[DATASET ROWS]
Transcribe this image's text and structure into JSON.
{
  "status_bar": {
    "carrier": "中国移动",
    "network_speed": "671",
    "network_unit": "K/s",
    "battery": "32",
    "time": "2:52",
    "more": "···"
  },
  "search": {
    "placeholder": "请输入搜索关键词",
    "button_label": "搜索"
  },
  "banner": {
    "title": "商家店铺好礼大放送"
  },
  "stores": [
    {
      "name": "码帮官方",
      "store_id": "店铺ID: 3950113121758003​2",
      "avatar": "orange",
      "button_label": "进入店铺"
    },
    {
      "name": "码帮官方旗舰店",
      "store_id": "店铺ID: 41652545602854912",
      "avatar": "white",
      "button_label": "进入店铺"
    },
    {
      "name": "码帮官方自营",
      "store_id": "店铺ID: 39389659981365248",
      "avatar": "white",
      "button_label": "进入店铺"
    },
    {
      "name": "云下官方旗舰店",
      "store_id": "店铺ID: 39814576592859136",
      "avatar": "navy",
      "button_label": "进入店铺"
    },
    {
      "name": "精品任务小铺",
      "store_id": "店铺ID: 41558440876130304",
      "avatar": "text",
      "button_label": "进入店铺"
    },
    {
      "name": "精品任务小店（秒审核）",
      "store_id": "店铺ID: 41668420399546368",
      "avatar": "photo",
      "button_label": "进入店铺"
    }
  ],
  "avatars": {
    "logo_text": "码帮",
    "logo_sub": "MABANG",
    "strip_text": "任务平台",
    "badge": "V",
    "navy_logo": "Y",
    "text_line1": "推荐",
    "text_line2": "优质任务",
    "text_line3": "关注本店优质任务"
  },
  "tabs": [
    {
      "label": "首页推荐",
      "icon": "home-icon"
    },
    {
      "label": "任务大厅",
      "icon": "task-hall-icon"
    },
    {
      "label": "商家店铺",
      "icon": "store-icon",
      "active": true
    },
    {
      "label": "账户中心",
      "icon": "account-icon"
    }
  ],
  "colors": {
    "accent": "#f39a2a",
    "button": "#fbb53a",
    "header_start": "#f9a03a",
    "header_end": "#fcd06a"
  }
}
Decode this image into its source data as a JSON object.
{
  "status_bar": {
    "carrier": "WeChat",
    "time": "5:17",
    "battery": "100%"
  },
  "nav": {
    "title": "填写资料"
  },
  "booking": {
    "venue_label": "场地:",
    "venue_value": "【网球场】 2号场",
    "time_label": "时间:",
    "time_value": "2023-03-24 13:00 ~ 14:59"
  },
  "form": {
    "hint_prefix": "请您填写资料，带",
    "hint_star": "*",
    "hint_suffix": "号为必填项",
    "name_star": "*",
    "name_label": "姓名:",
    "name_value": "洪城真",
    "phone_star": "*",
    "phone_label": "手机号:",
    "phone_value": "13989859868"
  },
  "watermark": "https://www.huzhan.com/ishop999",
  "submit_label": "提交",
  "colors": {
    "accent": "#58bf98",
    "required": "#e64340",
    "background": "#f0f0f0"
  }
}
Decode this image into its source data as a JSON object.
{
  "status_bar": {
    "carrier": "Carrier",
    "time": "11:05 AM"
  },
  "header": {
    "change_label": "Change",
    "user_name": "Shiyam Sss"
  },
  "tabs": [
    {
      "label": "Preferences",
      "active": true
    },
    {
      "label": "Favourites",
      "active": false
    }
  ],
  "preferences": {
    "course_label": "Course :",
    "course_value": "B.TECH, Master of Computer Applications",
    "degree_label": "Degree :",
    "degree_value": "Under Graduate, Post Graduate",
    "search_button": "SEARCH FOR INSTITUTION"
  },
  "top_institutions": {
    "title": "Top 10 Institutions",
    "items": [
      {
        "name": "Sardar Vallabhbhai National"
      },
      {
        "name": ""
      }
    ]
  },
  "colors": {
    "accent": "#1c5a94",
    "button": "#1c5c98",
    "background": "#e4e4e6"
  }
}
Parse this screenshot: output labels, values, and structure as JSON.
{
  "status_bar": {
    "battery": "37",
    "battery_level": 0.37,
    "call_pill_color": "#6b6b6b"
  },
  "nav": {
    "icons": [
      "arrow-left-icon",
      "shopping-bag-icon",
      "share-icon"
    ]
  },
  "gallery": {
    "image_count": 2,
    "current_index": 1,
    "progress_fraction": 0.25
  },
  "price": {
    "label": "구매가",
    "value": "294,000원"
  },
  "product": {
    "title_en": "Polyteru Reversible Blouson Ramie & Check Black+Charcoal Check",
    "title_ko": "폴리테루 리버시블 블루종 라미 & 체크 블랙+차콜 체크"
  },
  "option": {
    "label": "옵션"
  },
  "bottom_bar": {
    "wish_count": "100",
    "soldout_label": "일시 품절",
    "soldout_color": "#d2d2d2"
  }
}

[STATED TASK]
Go through the data and gather every line that holds "this".

[FINAL RESULT]
Transcribe this image's text and structure into JSON.
Decode this image into its source data as a JSON object.
Decode this image into its source data as a JSON object.
Parse this screenshot: output labels, values, and structure as JSON.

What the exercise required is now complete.